··· SUPPLIED DATA ···
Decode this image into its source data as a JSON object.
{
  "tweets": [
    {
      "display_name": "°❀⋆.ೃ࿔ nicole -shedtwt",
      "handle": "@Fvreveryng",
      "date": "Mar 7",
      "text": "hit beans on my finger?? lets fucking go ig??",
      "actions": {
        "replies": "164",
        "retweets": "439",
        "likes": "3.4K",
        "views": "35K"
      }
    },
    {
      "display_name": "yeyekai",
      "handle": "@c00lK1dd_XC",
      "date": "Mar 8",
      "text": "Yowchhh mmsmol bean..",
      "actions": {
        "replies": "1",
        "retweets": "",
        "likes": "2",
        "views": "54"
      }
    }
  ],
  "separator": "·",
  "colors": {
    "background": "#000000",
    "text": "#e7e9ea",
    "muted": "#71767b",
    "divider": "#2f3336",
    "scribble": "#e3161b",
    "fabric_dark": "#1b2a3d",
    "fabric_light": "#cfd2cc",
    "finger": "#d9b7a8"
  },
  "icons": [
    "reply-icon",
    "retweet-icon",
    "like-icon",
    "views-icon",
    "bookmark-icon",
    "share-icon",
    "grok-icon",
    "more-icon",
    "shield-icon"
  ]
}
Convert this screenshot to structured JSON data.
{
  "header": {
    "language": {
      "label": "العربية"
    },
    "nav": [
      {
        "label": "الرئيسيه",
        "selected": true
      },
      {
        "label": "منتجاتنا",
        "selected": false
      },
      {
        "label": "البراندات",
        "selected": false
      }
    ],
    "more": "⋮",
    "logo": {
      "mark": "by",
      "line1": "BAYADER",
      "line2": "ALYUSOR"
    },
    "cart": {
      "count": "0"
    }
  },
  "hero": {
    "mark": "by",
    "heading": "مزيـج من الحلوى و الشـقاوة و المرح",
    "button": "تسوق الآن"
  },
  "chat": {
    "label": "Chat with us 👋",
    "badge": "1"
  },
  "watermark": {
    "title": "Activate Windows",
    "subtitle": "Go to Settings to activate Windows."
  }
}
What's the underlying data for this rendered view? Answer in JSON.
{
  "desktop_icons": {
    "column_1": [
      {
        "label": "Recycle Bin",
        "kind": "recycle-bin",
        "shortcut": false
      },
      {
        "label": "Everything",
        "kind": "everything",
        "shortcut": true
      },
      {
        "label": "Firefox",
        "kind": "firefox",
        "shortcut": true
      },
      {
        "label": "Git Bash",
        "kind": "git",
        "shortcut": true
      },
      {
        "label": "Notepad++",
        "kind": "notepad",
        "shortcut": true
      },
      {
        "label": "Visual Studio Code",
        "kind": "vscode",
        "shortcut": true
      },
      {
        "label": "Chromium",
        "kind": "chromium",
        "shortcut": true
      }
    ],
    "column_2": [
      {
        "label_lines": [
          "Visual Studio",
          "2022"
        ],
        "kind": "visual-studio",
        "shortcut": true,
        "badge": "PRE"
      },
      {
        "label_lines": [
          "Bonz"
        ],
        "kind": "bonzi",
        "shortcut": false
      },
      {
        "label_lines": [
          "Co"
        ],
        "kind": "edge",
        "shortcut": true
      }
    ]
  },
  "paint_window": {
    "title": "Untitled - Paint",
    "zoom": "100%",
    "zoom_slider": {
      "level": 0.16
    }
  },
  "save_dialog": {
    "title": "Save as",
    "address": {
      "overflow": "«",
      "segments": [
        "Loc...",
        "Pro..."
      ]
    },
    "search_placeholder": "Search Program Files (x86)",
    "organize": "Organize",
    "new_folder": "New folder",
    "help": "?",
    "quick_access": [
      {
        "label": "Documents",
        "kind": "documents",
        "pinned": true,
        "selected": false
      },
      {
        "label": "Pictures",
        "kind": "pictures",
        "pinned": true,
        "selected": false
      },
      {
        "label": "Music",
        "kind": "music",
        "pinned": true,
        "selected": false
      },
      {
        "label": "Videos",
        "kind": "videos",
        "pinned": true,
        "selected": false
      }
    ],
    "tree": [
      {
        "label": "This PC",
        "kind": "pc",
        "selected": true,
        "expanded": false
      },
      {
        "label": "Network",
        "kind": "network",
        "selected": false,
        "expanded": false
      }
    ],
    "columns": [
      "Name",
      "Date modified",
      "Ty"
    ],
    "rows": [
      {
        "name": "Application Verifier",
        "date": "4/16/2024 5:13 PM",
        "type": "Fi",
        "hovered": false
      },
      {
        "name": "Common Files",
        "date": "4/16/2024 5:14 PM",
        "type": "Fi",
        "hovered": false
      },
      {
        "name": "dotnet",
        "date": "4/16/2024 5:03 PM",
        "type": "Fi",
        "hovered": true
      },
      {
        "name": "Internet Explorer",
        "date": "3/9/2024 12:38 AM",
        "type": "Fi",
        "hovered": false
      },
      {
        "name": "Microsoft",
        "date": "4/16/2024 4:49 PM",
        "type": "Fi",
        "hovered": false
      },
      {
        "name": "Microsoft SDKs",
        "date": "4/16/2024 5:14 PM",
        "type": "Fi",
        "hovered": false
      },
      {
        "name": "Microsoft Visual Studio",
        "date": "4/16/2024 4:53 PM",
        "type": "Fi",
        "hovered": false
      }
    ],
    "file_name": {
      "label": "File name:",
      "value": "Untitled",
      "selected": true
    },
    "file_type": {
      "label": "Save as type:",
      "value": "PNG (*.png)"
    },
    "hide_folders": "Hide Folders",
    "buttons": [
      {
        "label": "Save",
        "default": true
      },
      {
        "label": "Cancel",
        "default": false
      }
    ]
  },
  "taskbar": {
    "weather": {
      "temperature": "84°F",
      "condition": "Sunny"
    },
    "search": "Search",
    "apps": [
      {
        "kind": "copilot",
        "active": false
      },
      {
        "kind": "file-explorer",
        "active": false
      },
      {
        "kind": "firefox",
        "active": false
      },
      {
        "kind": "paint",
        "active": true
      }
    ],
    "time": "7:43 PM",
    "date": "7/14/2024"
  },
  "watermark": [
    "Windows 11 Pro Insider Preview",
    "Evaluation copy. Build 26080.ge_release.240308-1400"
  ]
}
···
Each record above should be output again exactly.

* OUTPUT OF THE EXERCISE:
Decode this image into its source data as a JSON object.
{
  "tweets": [
    {
      "display_name": "°❀⋆.ೃ࿔ nicole -shedtwt",
      "handle": "@Fvreveryng",
      "date": "Mar 7",
      "text": "hit beans on my finger?? lets fucking go ig??",
      "actions": {
        "replies": "164",
        "retweets": "439",
        "likes": "3.4K",
        "views": "35K"
      }
    },
    {
      "display_name": "yeyekai",
      "handle": "@c00lK1dd_XC",
      "date": "Mar 8",
      "text": "Yowchhh mmsmol bean..",
      "actions": {
        "replies": "1",
        "retweets": "",
        "likes": "2",
        "views": "54"
      }
    }
  ],
  "separator": "·",
  "colors": {
    "background": "#000000",
    "text": "#e7e9ea",
    "muted": "#71767b",
    "divider": "#2f3336",
    "scribble": "#e3161b",
    "fabric_dark": "#1b2a3d",
    "fabric_light": "#cfd2cc",
    "finger": "#d9b7a8"
  },
  "icons": [
    "reply-icon",
    "retweet-icon",
    "like-icon",
    "views-icon",
    "bookmark-icon",
    "share-icon",
    "grok-icon",
    "more-icon",
    "shield-icon"
  ]
}
Convert this screenshot to structured JSON data.
{
  "header": {
    "language": {
      "label": "العربية"
    },
    "nav": [
      {
        "label": "الرئيسيه",
        "selected": true
      },
      {
        "label": "منتجاتنا",
        "selected": false
      },
      {
        "label": "البراندات",
        "selected": false
      }
    ],
    "more": "⋮",
    "logo": {
      "mark": "by",
      "line1": "BAYADER",
      "line2": "ALYUSOR"
    },
    "cart": {
      "count": "0"
    }
  },
  "hero": {
    "mark": "by",
    "heading": "مزيـج من الحلوى و الشـقاوة و المرح",
    "button": "تسوق الآن"
  },
  "chat": {
    "label": "Chat with us 👋",
    "badge": "1"
  },
  "watermark": {
    "title": "Activate Windows",
    "subtitle": "Go to Settings to activate Windows."
  }
}
What's the underlying data for this rendered view? Answer in JSON.
{
  "desktop_icons": {
    "column_1": [
      {
        "label": "Recycle Bin",
        "kind": "recycle-bin",
        "shortcut": false
      },
      {
        "label": "Everything",
        "kind": "everything",
        "shortcut": true
      },
      {
        "label": "Firefox",
        "kind": "firefox",
        "shortcut": true
      },
      {
        "label": "Git Bash",
        "kind": "git",
        "shortcut": true
      },
      {
        "label": "Notepad++",
        "kind": "notepad",
        "shortcut": true
      },
      {
        "label": "Visual Studio Code",
        "kind": "vscode",
        "shortcut": true
      },
      {
        "label": "Chromium",
        "kind": "chromium",
        "shortcut": true
      }
    ],
    "column_2": [
      {
        "label_lines": [
          "Visual Studio",
          "2022"
        ],
        "kind": "visual-studio",
        "shortcut": true,
        "badge": "PRE"
      },
      {
        "label_lines": [
          "Bonz"
        ],
        "kind": "bonzi",
        "shortcut": false
      },
      {
        "label_lines": [
          "Co"
        ],
        "kind": "edge",
        "shortcut": true
      }
    ]
  },
  "paint_window": {
    "title": "Untitled - Paint",
    "zoom": "100%",
    "zoom_slider": {
      "level": 0.16
    }
  },
  "save_dialog": {
    "title": "Save as",
    "address": {
      "overflow": "«",
      "segments": [
        "Loc...",
        "Pro..."
      ]
    },
    "search_placeholder": "Search Program Files (x86)",
    "organize": "Organize",
    "new_folder": "New folder",
    "help": "?",
    "quick_access": [
      {
        "label": "Documents",
        "kind": "documents",
        "pinned": true,
        "selected": false
      },
      {
        "label": "Pictures",
        "kind": "pictures",
        "pinned": true,
        "selected": false
      },
      {
        "label": "Music",
        "kind": "music",
        "pinned": true,
        "selected": false
      },
      {
        "label": "Videos",
        "kind": "videos",
        "pinned": true,
        "selected": false
      }
    ],
    "tree": [
      {
        "label": "This PC",
        "kind": "pc",
        "selected": true,
        "expanded": false
      },
      {
        "label": "Network",
        "kind": "network",
        "selected": false,
        "expanded": false
      }
    ],
    "columns": [
      "Name",
      "Date modified",
      "Ty"
    ],
    "rows": [
      {
        "name": "Application Verifier",
        "date": "4/16/2024 5:13 PM",
        "type": "Fi",
        "hovered": false
      },
      {
        "name": "Common Files",
        "date": "4/16/2024 5:14 PM",
        "type": "Fi",
        "hovered": false
      },
      {
        "name": "dotnet",
        "date": "4/16/2024 5:03 PM",
        "type": "Fi",
        "hovered": true
      },
      {
        "name": "Internet Explorer",
        "date": "3/9/2024 12:38 AM",
        "type": "Fi",
        "hovered": false
      },
      {
        "name": "Microsoft",
        "date": "4/16/2024 4:49 PM",
        "type": "Fi",
        "hovered": false
      },
      {
        "name": "Microsoft SDKs",
        "date": "4/16/2024 5:14 PM",
        "type": "Fi",
        "hovered": false
      },
      {
        "name": "Microsoft Visual Studio",
        "date": "4/16/2024 4:53 PM",
        "type": "Fi",
        "hovered": false
      }
    ],
    "file_name": {
      "label": "File name:",
      "value": "Untitled",
      "selected": true
    },
    "file_type": {
      "label": "Save as type:",
      "value": "PNG (*.png)"
    },
    "hide_folders": "Hide Folders",
    "buttons": [
      {
        "label": "Save",
        "default": true
      },
      {
        "label": "Cancel",
        "default": false
      }
    ]
  },
  "taskbar": {
    "weather": {
      "temperature": "84°F",
      "condition": "Sunny"
    },
    "search": "Search",
    "apps": [
      {
        "kind": "copilot",
        "active": false
      },
      {
        "kind": "file-explorer",
        "active": false
      },
      {
        "kind": "firefox",
        "active": false
      },
      {
        "kind": "paint",
        "active": true
      }
    ],
    "time": "7:43 PM",
    "date": "7/14/2024"
  },
  "watermark": [
    "Windows 11 Pro Insider Preview",
    "Evaluation copy. Build 26080.ge_release.240308-1400"
  ]
}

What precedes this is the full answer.